[STATED TASK]: Your task is to repeat the entries underneath exactly, minus the pictures.

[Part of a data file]
☆ ☆ ☆ ☆
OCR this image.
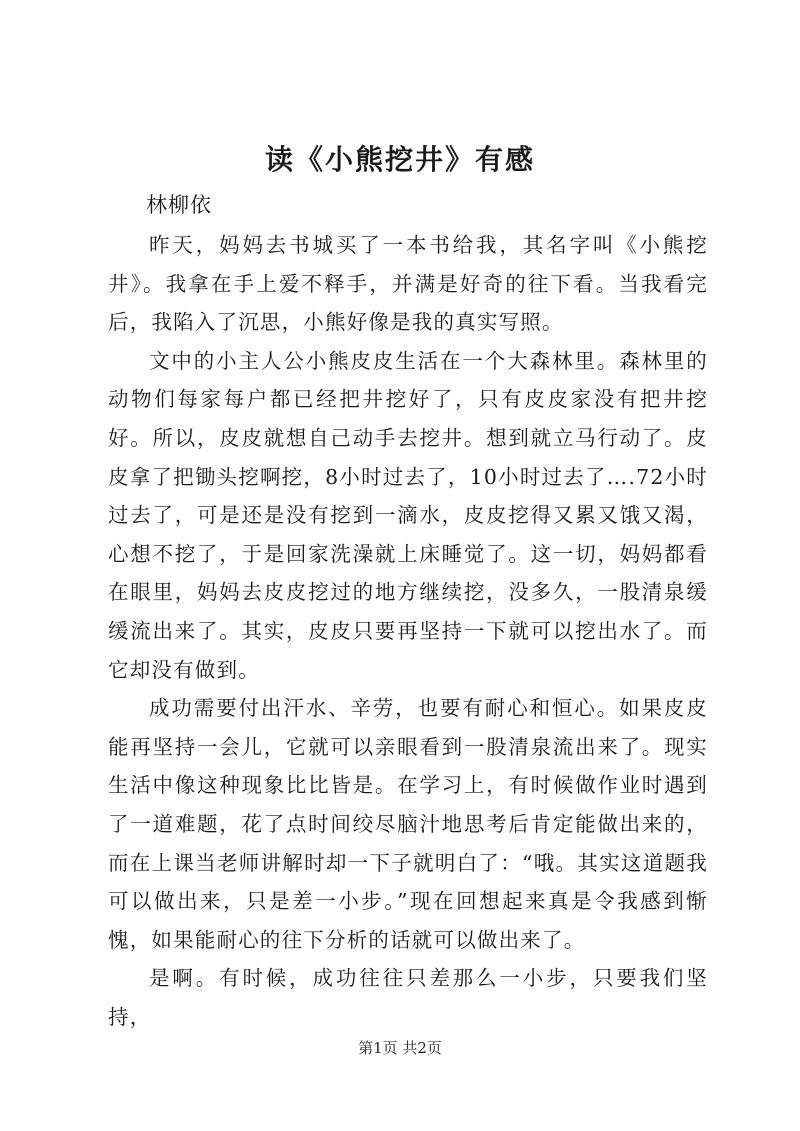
读《小熊挖井》有感
林柳依

昨天，妈妈去书城买了一本书给我，其名字叫《小熊挖井》。我拿在手上爱不释手，并满是好奇的往下看。当我看完后，我陷入了沉思，小熊好像是我的真实写照。

文中的小主人公小熊皮皮生活在一个大森林里。森林里的动物们每家每户都已经把井挖好了，只有皮皮家没有把井挖好。所以，皮皮就想自己动手去挖井。想到就立马行动了。皮皮拿了把锄头挖啊挖，8小时过去了，10小时过去了….72小时过去了，可是还是没有挖到一滴水，皮皮挖得又累又饿又渴，心想不挖了，于是回家洗澡就上床睡觉了。这一切，妈妈都看在眼里，妈妈去皮皮挖过的地方继续挖，没多久，一股清泉缓缓流出来了。其实，皮皮只要再坚持一下就可以挖出水了。而它却没有做到。

成功需要付出汗水、辛劳，也要有耐心和恒心。如果皮皮能再坚持一会儿，它就可以亲眼看到一股清泉流出来了。现实生活中像这种现象比比皆是。在学习上，有时候做作业时遇到了一道难题，花了点时间绞尽脑汁地思考后肯定能做出来的，而在上课当老师讲解时却一下子就明白了：“哦。其实这道题我可以做出来，只是差一小步。”现在回想起来真是令我感到惭愧，如果能耐心的往下分析的话就可以做出来了。

是啊。有时候，成功往往只差那么一小步，只要我们坚持，

第1页 共2页
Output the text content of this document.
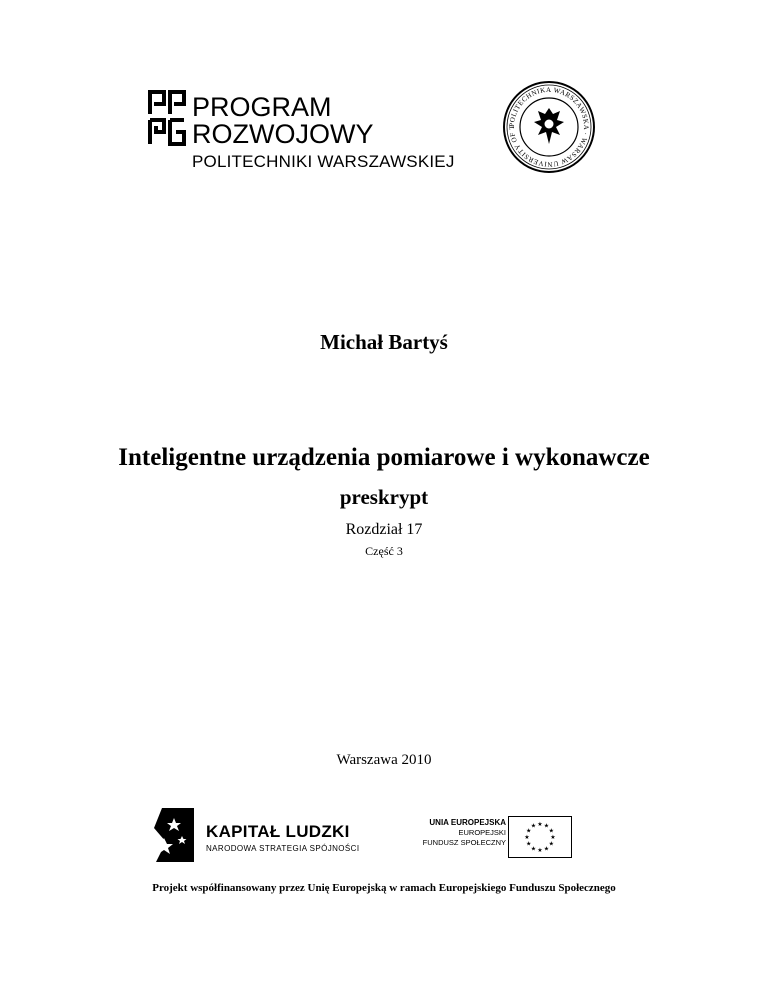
PROGRAM ROZWOJOWY
POLITECHNIKI WARSZAWSKIEJ
POLITECHNIKA WARSZAWSKA · WARSAW UNIVERSITY OF T
Michał Bartyś
Inteligentne urządzenia pomiarowe i wykonawcze
preskrypt
Rozdział 17
Część 3
Warszawa 2010
KAPITAŁ LUDZKI
NARODOWA STRATEGIA SPÓJNOŚCI
UNIA EUROPEJSKA
EUROPEJSKI
FUNDUSZ SPOŁECZNY
★ ★
★
★
★
★
★
★
★
★
★
★
Projekt współfinansowany przez Unię Europejską w ramach Europejskiego Funduszu Społecznego
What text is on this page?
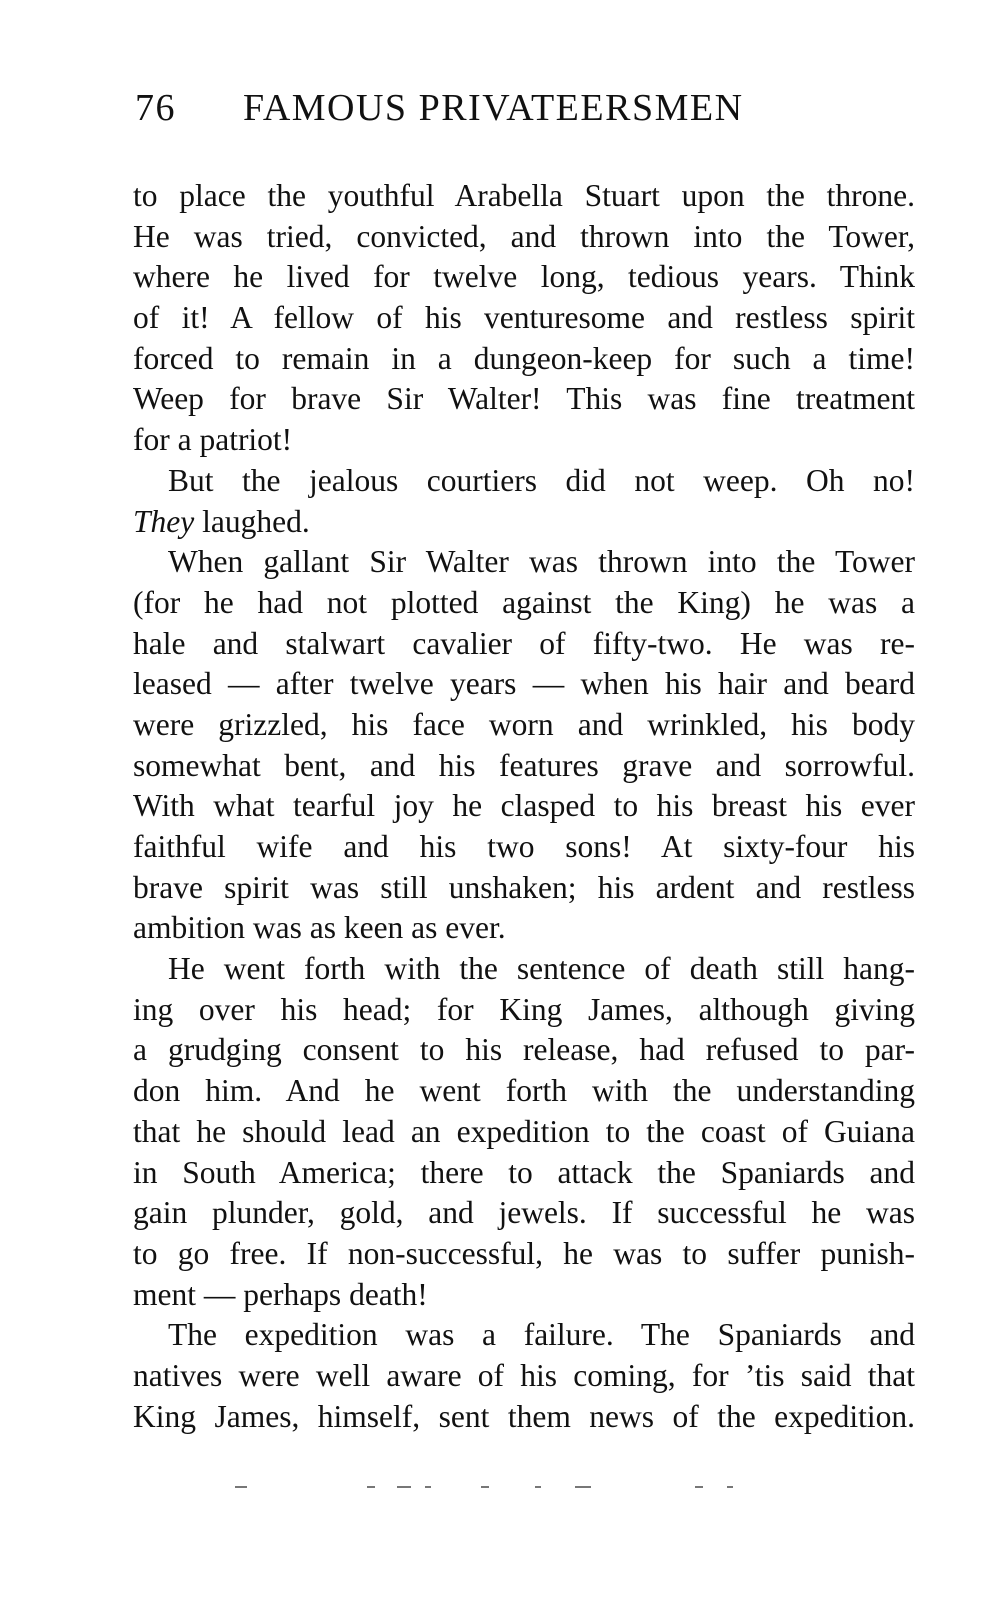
76 FAMOUS PRIVATEERSMEN
to place the youthful Arabella Stuart upon the throne.
He was tried, convicted, and thrown into the Tower,
where he lived for twelve long, tedious years. Think
of it! A fellow of his venturesome and restless spirit
forced to remain in a dungeon-keep for such a time!
Weep for brave Sir Walter! This was fine treatment
for a patriot!
But the jealous courtiers did not weep. Oh no!
They laughed.
When gallant Sir Walter was thrown into the Tower
(for he had not plotted against the King) he was a
hale and stalwart cavalier of fifty-two. He was re-
leased — after twelve years — when his hair and beard
were grizzled, his face worn and wrinkled, his body
somewhat bent, and his features grave and sorrowful.
With what tearful joy he clasped to his breast his ever
faithful wife and his two sons! At sixty-four his
brave spirit was still unshaken; his ardent and restless
ambition was as keen as ever.
He went forth with the sentence of death still hang-
ing over his head; for King James, although giving
a grudging consent to his release, had refused to par-
don him. And he went forth with the understanding
that he should lead an expedition to the coast of Guiana
in South America; there to attack the Spaniards and
gain plunder, gold, and jewels. If successful he was
to go free. If non-successful, he was to suffer punish-
ment — perhaps death!
The expedition was a failure. The Spaniards and
natives were well aware of his coming, for ’tis said that
King James, himself, sent them news of the expedition.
☆ ☆ ☆ ☆
[RESULT FOR THIS TASK]:
OCR this image.
读《小熊挖井》有感
林柳依

昨天，妈妈去书城买了一本书给我，其名字叫《小熊挖井》。我拿在手上爱不释手，并满是好奇的往下看。当我看完后，我陷入了沉思，小熊好像是我的真实写照。

文中的小主人公小熊皮皮生活在一个大森林里。森林里的动物们每家每户都已经把井挖好了，只有皮皮家没有把井挖好。所以，皮皮就想自己动手去挖井。想到就立马行动了。皮皮拿了把锄头挖啊挖，8小时过去了，10小时过去了….72小时过去了，可是还是没有挖到一滴水，皮皮挖得又累又饿又渴，心想不挖了，于是回家洗澡就上床睡觉了。这一切，妈妈都看在眼里，妈妈去皮皮挖过的地方继续挖，没多久，一股清泉缓缓流出来了。其实，皮皮只要再坚持一下就可以挖出水了。而它却没有做到。

成功需要付出汗水、辛劳，也要有耐心和恒心。如果皮皮能再坚持一会儿，它就可以亲眼看到一股清泉流出来了。现实生活中像这种现象比比皆是。在学习上，有时候做作业时遇到了一道难题，花了点时间绞尽脑汁地思考后肯定能做出来的，而在上课当老师讲解时却一下子就明白了：“哦。其实这道题我可以做出来，只是差一小步。”现在回想起来真是令我感到惭愧，如果能耐心的往下分析的话就可以做出来了。

是啊。有时候，成功往往只差那么一小步，只要我们坚持，

第1页 共2页
Output the text content of this document.
PROGRAM ROZWOJOWY
POLITECHNIKI WARSZAWSKIEJ
POLITECHNIKA WARSZAWSKA · WARSAW UNIVERSITY OF T
Michał Bartyś
Inteligentne urządzenia pomiarowe i wykonawcze
preskrypt
Rozdział 17
Część 3
Warszawa 2010
KAPITAŁ LUDZKI
NARODOWA STRATEGIA SPÓJNOŚCI
UNIA EUROPEJSKA
EUROPEJSKI
FUNDUSZ SPOŁECZNY
★ ★
★
★
★
★
★
★
★
★
★
★
Projekt współfinansowany przez Unię Europejską w ramach Europejskiego Funduszu Społecznego
What text is on this page?
76 FAMOUS PRIVATEERSMEN
to place the youthful Arabella Stuart upon the throne.
He was tried, convicted, and thrown into the Tower,
where he lived for twelve long, tedious years. Think
of it! A fellow of his venturesome and restless spirit
forced to remain in a dungeon-keep for such a time!
Weep for brave Sir Walter! This was fine treatment
for a patriot!
But the jealous courtiers did not weep. Oh no!
They laughed.
When gallant Sir Walter was thrown into the Tower
(for he had not plotted against the King) he was a
hale and stalwart cavalier of fifty-two. He was re-
leased — after twelve years — when his hair and beard
were grizzled, his face worn and wrinkled, his body
somewhat bent, and his features grave and sorrowful.
With what tearful joy he clasped to his breast his ever
faithful wife and his two sons! At sixty-four his
brave spirit was still unshaken; his ardent and restless
ambition was as keen as ever.
He went forth with the sentence of death still hang-
ing over his head; for King James, although giving
a grudging consent to his release, had refused to par-
don him. And he went forth with the understanding
that he should lead an expedition to the coast of Guiana
in South America; there to attack the Spaniards and
gain plunder, gold, and jewels. If successful he was
to go free. If non-successful, he was to suffer punish-
ment — perhaps death!
The expedition was a failure. The Spaniards and
natives were well aware of his coming, for ’tis said that
King James, himself, sent them news of the expedition.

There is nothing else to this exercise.